*** Record set Section Begins ***
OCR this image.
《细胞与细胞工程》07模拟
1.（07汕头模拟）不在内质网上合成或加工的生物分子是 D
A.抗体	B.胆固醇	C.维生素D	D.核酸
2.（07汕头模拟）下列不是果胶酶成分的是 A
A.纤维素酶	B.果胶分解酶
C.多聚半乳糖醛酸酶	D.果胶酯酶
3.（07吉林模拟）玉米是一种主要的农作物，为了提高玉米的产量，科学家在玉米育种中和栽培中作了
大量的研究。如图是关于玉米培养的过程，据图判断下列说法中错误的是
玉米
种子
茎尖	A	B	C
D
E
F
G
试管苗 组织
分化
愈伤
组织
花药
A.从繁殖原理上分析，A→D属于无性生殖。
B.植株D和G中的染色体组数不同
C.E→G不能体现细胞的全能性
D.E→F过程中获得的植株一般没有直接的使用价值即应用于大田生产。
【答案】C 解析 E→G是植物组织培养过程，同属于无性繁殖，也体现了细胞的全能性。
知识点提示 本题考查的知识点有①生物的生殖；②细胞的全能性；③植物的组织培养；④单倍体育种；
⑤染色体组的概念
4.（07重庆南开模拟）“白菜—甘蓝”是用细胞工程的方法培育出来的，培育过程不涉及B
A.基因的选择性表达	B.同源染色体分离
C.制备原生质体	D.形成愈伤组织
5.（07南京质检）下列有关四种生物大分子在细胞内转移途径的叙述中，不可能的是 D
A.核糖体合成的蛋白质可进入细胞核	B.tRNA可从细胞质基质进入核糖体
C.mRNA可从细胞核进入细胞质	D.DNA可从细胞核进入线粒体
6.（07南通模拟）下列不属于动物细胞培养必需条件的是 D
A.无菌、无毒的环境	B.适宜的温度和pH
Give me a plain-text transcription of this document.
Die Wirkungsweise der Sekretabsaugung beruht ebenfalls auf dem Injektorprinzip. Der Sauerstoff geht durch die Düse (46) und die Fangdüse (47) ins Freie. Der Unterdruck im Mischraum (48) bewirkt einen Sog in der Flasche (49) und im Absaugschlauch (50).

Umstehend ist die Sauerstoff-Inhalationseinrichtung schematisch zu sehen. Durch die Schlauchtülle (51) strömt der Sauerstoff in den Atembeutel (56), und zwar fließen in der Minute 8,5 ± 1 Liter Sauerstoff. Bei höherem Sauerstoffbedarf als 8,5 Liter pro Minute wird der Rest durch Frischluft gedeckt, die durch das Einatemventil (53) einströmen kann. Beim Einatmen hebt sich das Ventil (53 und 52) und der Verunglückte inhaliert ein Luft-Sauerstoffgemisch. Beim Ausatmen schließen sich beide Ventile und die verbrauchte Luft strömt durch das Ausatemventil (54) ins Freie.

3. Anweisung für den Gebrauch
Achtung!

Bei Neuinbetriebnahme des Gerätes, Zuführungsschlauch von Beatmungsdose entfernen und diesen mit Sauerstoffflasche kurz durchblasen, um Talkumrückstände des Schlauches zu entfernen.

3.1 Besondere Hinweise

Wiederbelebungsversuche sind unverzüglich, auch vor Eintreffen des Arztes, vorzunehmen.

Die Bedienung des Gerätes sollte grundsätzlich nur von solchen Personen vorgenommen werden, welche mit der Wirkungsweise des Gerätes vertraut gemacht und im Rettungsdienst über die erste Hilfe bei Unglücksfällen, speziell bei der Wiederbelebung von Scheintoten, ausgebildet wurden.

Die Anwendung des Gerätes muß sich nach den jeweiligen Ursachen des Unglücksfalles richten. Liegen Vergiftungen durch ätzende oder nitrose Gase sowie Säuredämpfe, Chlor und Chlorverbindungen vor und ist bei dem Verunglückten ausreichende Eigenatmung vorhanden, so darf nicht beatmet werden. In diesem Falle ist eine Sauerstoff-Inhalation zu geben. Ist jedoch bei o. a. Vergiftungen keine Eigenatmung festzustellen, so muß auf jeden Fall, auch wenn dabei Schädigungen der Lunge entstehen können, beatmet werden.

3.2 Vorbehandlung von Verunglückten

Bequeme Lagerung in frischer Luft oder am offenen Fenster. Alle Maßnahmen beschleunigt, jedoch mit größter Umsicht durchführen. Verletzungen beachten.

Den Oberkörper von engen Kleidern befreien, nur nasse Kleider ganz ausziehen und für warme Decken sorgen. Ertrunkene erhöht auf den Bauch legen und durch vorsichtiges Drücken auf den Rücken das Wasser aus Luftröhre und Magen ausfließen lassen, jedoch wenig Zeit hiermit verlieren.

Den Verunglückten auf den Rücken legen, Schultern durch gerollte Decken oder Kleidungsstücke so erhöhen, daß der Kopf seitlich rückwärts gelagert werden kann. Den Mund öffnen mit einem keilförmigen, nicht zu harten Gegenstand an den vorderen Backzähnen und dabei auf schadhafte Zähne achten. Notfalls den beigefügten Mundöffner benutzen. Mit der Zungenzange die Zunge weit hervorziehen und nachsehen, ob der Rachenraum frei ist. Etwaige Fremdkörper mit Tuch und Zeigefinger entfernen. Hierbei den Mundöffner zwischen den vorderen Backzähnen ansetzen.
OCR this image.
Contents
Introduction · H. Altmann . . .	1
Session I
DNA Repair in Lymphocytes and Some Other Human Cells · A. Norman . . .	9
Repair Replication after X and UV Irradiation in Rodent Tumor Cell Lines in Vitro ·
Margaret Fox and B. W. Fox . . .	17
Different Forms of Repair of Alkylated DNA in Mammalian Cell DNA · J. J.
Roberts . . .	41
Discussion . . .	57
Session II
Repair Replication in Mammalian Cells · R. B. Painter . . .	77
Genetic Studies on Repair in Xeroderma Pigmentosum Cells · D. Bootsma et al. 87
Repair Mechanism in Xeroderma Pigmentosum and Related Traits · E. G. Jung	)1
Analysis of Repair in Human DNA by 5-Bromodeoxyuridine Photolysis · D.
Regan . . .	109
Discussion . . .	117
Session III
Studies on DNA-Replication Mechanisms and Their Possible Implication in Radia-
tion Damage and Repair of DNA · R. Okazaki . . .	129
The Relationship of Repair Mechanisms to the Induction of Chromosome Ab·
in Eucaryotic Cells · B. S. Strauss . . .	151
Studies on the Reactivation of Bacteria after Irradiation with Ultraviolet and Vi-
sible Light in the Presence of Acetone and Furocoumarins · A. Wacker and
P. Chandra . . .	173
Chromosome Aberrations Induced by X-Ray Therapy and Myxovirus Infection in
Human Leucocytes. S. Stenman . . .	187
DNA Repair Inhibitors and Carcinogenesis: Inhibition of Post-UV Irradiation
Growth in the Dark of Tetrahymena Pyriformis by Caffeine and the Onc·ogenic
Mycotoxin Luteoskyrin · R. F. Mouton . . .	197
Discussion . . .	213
*** Record set Section Ends ***
> _Exercise requirements_:
Every line in the entries above that mentions the word "Studies" must be shown.

> _Answer area_:
Genetic Studies on Repair in Xeroderma Pigmentosum Cells · D. Bootsma et al. 87
Studies on DNA-Replication Mechanisms and Their Possible Implication in Radia-
Studies on the Reactivation of Bacteria after Irradiation with Ultraviolet and Vi-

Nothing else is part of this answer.